- _Exercise materials_

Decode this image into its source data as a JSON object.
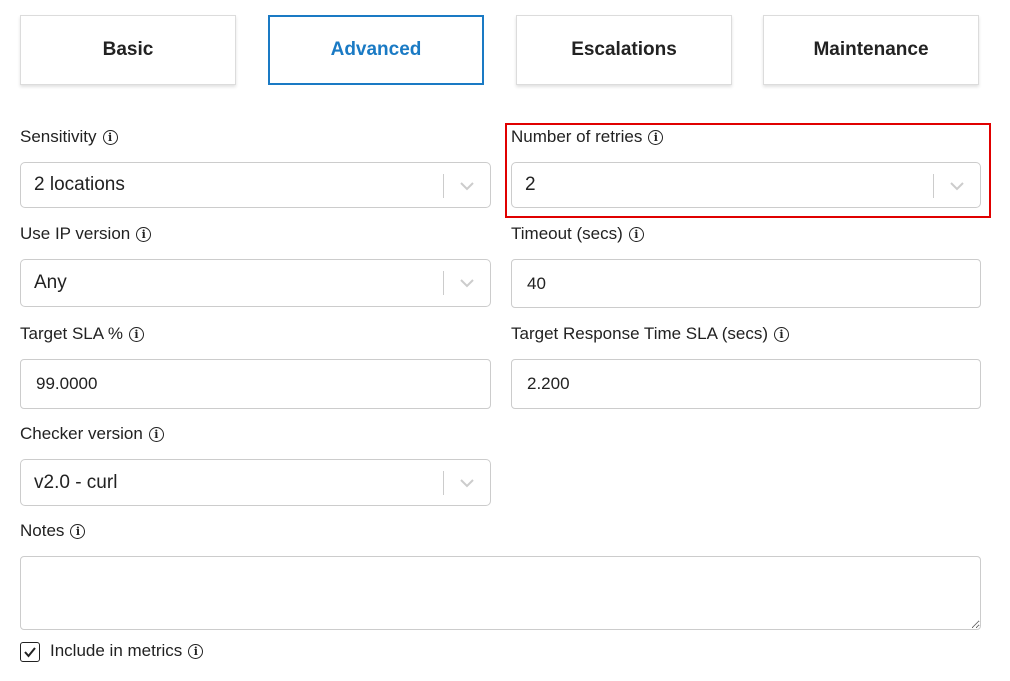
{
  "tabs": [
    {
      "label": "Basic",
      "active": false
    },
    {
      "label": "Advanced",
      "active": true
    },
    {
      "label": "Escalations",
      "active": false
    },
    {
      "label": "Maintenance",
      "active": false
    }
  ],
  "fields": {
    "sensitivity": {
      "label": "Sensitivity",
      "value": "2 locations",
      "icon": "info-icon"
    },
    "retries": {
      "label": "Number of retries",
      "value": "2",
      "icon": "info-icon"
    },
    "ip_version": {
      "label": "Use IP version",
      "value": "Any",
      "icon": "info-icon"
    },
    "timeout": {
      "label": "Timeout (secs)",
      "value": "40",
      "icon": "info-icon"
    },
    "target_sla": {
      "label": "Target SLA %",
      "value": "99.0000",
      "icon": "info-icon"
    },
    "response_sla": {
      "label": "Target Response Time SLA (secs)",
      "value": "2.200",
      "icon": "info-icon"
    },
    "checker_version": {
      "label": "Checker version",
      "value": "v2.0 - curl",
      "icon": "info-icon"
    },
    "notes": {
      "label": "Notes",
      "value": "",
      "icon": "info-icon"
    },
    "include_metrics": {
      "label": "Include in metrics",
      "checked": true,
      "icon": "info-icon"
    }
  },
  "colors": {
    "accent": "#1a7ac4",
    "highlight": "#e00000"
  }
}
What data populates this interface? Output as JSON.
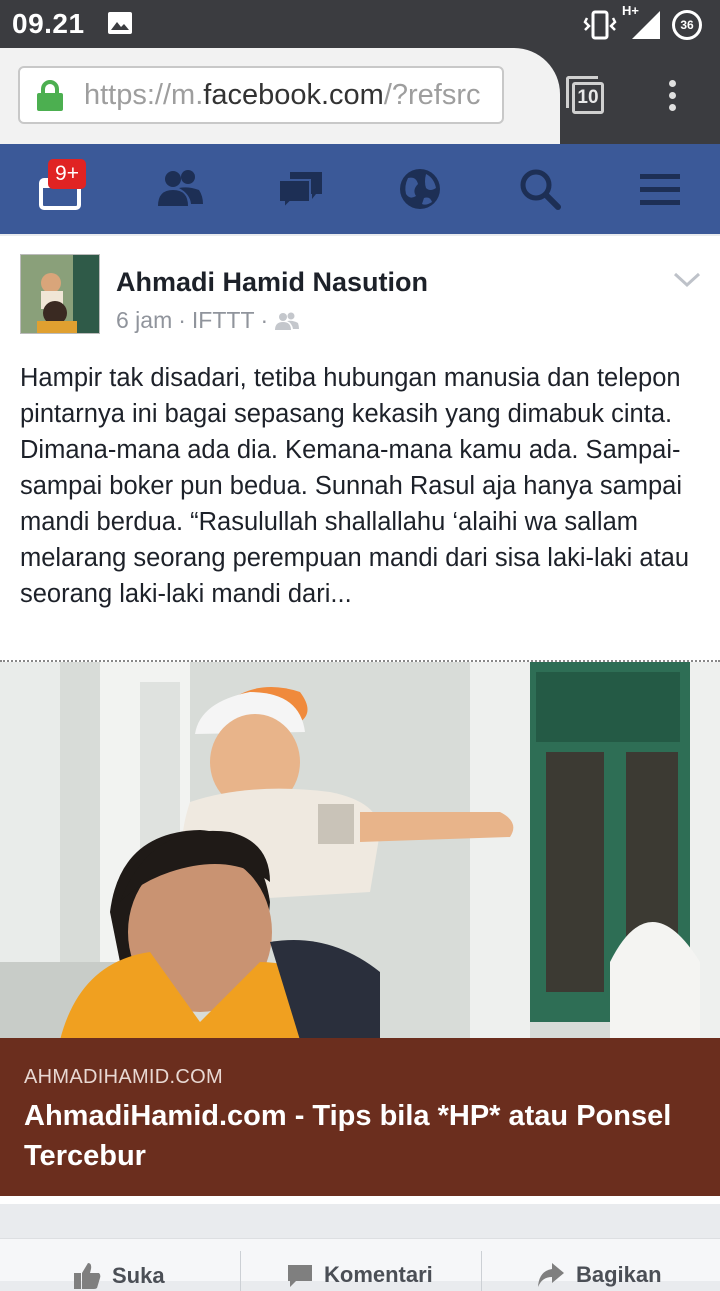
{
  "status_bar": {
    "time": "09.21",
    "network": "H+",
    "battery_level": "36",
    "icons": [
      "photo-icon",
      "vibrate-icon",
      "signal-icon",
      "battery-icon"
    ]
  },
  "browser": {
    "url_prefix": "https://m.",
    "url_host": "facebook.com",
    "url_suffix": "/?refsrc",
    "tab_count": "10",
    "icons": [
      "lock-icon",
      "tabs-icon",
      "overflow-menu-icon"
    ]
  },
  "fb_nav": {
    "notification_badge": "9+",
    "icons": [
      "feed-icon",
      "friends-icon",
      "messages-icon",
      "globe-icon",
      "search-icon",
      "menu-icon"
    ],
    "background": "#3b5998"
  },
  "post": {
    "author": "Ahmadi Hamid Nasution",
    "time": "6 jam",
    "sep1": "·",
    "app": "IFTTT",
    "sep2": "·",
    "body": "Hampir tak disadari, tetiba hubungan manusia dan telepon pintarnya ini bagai sepasang kekasih yang dimabuk cinta. Dimana-mana ada dia. Kemana-mana kamu ada. Sampai-sampai boker pun bedua. Sunnah Rasul aja hanya sampai mandi berdua. “Rasulullah shallallahu ‘alaihi wa sallam melarang seorang perempuan mandi dari sisa laki-laki atau seorang laki-laki mandi dari...",
    "link": {
      "domain": "AHMADIHAMID.COM",
      "title": "AhmadiHamid.com - Tips bila *HP* atau Ponsel Tercebur",
      "caption_color": "#6b2e1e"
    }
  },
  "actions": {
    "like": "Suka",
    "comment": "Komentari",
    "share": "Bagikan"
  }
}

- _Stated problem_
The records above are to be quoted exactly, with all pictures left out.

- _Result of the exercise_
Decode this image into its source data as a JSON object.
{
  "tabs": [
    {
      "label": "Basic",
      "active": false
    },
    {
      "label": "Advanced",
      "active": true
    },
    {
      "label": "Escalations",
      "active": false
    },
    {
      "label": "Maintenance",
      "active": false
    }
  ],
  "fields": {
    "sensitivity": {
      "label": "Sensitivity",
      "value": "2 locations",
      "icon": "info-icon"
    },
    "retries": {
      "label": "Number of retries",
      "value": "2",
      "icon": "info-icon"
    },
    "ip_version": {
      "label": "Use IP version",
      "value": "Any",
      "icon": "info-icon"
    },
    "timeout": {
      "label": "Timeout (secs)",
      "value": "40",
      "icon": "info-icon"
    },
    "target_sla": {
      "label": "Target SLA %",
      "value": "99.0000",
      "icon": "info-icon"
    },
    "response_sla": {
      "label": "Target Response Time SLA (secs)",
      "value": "2.200",
      "icon": "info-icon"
    },
    "checker_version": {
      "label": "Checker version",
      "value": "v2.0 - curl",
      "icon": "info-icon"
    },
    "notes": {
      "label": "Notes",
      "value": "",
      "icon": "info-icon"
    },
    "include_metrics": {
      "label": "Include in metrics",
      "checked": true,
      "icon": "info-icon"
    }
  },
  "colors": {
    "accent": "#1a7ac4",
    "highlight": "#e00000"
  }
}
What data populates this interface? Output as JSON.
{
  "status_bar": {
    "time": "09.21",
    "network": "H+",
    "battery_level": "36",
    "icons": [
      "photo-icon",
      "vibrate-icon",
      "signal-icon",
      "battery-icon"
    ]
  },
  "browser": {
    "url_prefix": "https://m.",
    "url_host": "facebook.com",
    "url_suffix": "/?refsrc",
    "tab_count": "10",
    "icons": [
      "lock-icon",
      "tabs-icon",
      "overflow-menu-icon"
    ]
  },
  "fb_nav": {
    "notification_badge": "9+",
    "icons": [
      "feed-icon",
      "friends-icon",
      "messages-icon",
      "globe-icon",
      "search-icon",
      "menu-icon"
    ],
    "background": "#3b5998"
  },
  "post": {
    "author": "Ahmadi Hamid Nasution",
    "time": "6 jam",
    "sep1": "·",
    "app": "IFTTT",
    "sep2": "·",
    "body": "Hampir tak disadari, tetiba hubungan manusia dan telepon pintarnya ini bagai sepasang kekasih yang dimabuk cinta. Dimana-mana ada dia. Kemana-mana kamu ada. Sampai-sampai boker pun bedua. Sunnah Rasul aja hanya sampai mandi berdua. “Rasulullah shallallahu ‘alaihi wa sallam melarang seorang perempuan mandi dari sisa laki-laki atau seorang laki-laki mandi dari...",
    "link": {
      "domain": "AHMADIHAMID.COM",
      "title": "AhmadiHamid.com - Tips bila *HP* atau Ponsel Tercebur",
      "caption_color": "#6b2e1e"
    }
  },
  "actions": {
    "like": "Suka",
    "comment": "Komentari",
    "share": "Bagikan"
  }
}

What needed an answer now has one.